(Stored entries):
◇ ◇ ◇ ◇
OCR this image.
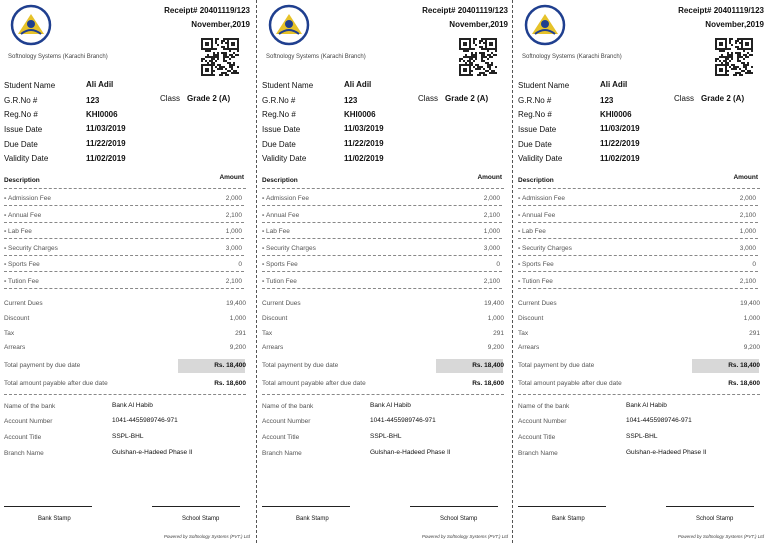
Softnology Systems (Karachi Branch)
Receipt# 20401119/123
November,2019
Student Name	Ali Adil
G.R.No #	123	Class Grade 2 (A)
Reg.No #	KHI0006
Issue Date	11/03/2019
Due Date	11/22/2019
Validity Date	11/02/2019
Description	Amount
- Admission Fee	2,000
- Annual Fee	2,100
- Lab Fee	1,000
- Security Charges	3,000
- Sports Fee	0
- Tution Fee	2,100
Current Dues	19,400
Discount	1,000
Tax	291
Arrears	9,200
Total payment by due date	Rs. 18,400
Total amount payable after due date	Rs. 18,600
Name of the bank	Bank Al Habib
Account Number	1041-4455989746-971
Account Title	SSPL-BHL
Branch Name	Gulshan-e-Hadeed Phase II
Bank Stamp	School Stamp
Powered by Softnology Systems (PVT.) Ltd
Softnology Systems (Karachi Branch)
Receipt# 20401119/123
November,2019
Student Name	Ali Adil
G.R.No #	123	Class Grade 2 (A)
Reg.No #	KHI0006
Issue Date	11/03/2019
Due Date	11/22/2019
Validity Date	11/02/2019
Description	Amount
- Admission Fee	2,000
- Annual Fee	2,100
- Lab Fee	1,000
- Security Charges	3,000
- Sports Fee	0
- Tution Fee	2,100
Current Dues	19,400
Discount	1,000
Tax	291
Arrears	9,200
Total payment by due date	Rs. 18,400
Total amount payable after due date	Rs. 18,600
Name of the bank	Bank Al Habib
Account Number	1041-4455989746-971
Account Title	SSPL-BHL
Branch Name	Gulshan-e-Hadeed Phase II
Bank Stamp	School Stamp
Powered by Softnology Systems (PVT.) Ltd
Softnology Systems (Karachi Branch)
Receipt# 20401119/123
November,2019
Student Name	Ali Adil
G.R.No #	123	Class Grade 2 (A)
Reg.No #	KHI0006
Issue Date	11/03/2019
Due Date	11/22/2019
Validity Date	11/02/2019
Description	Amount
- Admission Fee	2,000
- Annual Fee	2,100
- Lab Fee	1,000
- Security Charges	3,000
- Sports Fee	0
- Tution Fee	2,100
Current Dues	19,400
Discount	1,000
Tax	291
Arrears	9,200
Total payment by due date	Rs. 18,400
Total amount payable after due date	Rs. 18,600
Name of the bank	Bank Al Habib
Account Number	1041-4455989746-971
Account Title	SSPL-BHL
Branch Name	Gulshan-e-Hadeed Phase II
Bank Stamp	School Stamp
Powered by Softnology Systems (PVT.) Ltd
◇ ◇ ◇ ◇
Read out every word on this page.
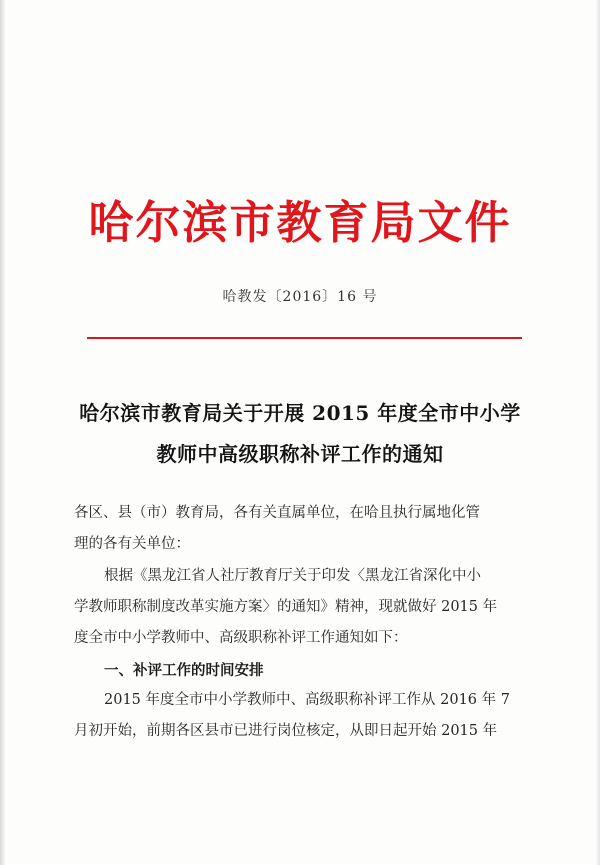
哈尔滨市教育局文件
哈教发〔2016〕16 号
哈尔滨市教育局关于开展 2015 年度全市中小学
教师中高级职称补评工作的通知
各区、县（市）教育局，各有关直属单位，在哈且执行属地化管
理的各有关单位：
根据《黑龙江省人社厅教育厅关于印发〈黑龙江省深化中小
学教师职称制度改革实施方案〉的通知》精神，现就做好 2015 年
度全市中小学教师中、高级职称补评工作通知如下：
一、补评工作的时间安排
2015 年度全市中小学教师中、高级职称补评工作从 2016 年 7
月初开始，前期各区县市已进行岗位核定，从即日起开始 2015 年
◇ ◇ ◇ ◇
(EXERCISE AIM):
Copy out all lines that carry the word "this".

(WRITTEN RESPONSE):
OCR this image.
Read out every word on this page.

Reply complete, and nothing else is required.